The problem: Tally up the lines where the string "JSON" appears; reply with the number only.

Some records
+===+
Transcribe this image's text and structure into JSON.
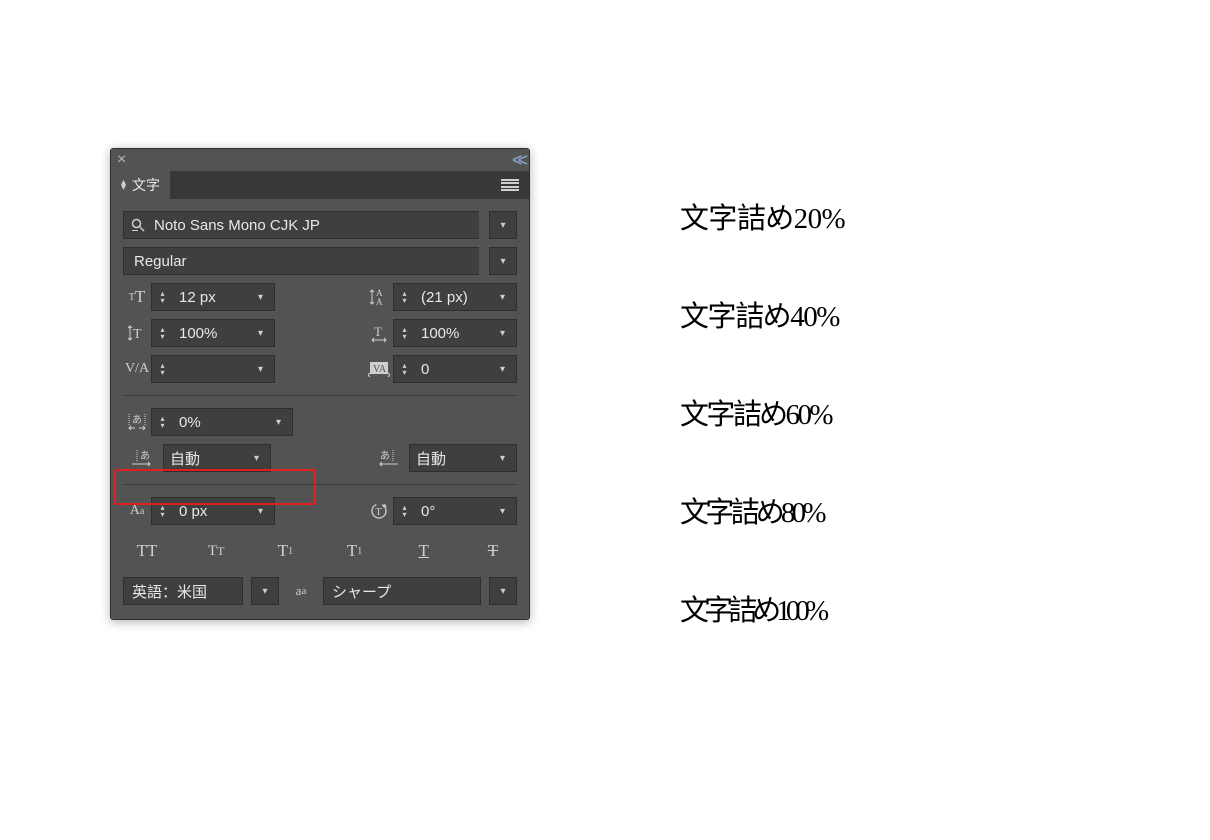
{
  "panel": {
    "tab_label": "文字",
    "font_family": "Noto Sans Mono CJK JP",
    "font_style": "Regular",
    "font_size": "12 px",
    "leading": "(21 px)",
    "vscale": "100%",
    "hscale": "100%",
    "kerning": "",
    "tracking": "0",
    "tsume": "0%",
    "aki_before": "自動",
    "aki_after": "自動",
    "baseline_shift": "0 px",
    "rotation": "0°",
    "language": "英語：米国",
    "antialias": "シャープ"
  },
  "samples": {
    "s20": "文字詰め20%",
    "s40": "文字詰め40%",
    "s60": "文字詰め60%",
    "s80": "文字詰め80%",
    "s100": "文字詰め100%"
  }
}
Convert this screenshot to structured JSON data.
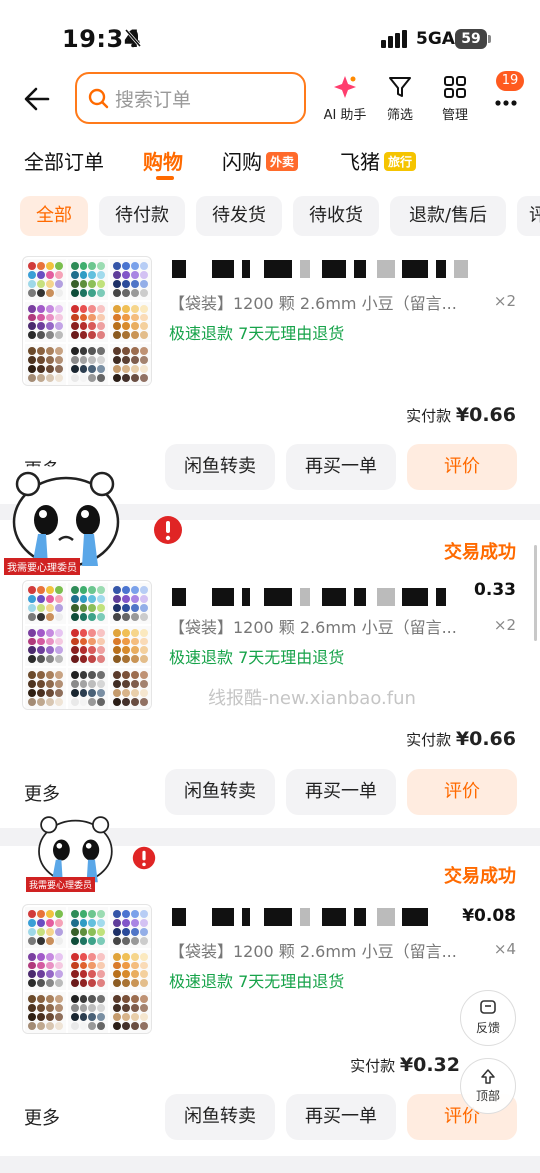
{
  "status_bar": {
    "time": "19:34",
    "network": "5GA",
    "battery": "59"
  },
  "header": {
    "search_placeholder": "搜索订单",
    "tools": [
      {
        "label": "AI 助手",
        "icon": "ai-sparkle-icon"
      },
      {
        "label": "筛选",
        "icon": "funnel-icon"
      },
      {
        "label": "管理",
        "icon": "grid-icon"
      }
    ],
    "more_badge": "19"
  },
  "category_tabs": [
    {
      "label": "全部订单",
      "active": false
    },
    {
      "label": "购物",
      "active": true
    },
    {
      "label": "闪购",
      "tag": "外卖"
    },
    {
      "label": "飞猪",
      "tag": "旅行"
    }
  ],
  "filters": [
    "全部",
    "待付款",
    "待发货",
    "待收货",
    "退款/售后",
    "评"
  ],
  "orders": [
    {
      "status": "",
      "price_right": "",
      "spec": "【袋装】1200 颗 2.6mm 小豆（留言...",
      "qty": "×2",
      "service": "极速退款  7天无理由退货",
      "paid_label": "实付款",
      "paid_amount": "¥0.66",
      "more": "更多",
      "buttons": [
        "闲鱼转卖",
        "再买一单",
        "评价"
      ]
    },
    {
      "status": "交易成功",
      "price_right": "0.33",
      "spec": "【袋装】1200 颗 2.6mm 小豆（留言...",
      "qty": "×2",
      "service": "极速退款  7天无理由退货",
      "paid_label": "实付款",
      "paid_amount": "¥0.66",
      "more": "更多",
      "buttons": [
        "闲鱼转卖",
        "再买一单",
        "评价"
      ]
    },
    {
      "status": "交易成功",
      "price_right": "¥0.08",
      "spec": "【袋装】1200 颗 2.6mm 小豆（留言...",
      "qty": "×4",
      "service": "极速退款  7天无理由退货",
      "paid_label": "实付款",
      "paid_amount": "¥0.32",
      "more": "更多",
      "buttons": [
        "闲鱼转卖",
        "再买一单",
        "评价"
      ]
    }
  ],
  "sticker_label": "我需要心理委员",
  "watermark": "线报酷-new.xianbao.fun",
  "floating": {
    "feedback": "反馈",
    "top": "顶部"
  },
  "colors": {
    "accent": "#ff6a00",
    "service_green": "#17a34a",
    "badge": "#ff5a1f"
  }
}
+===+
Full solution: 2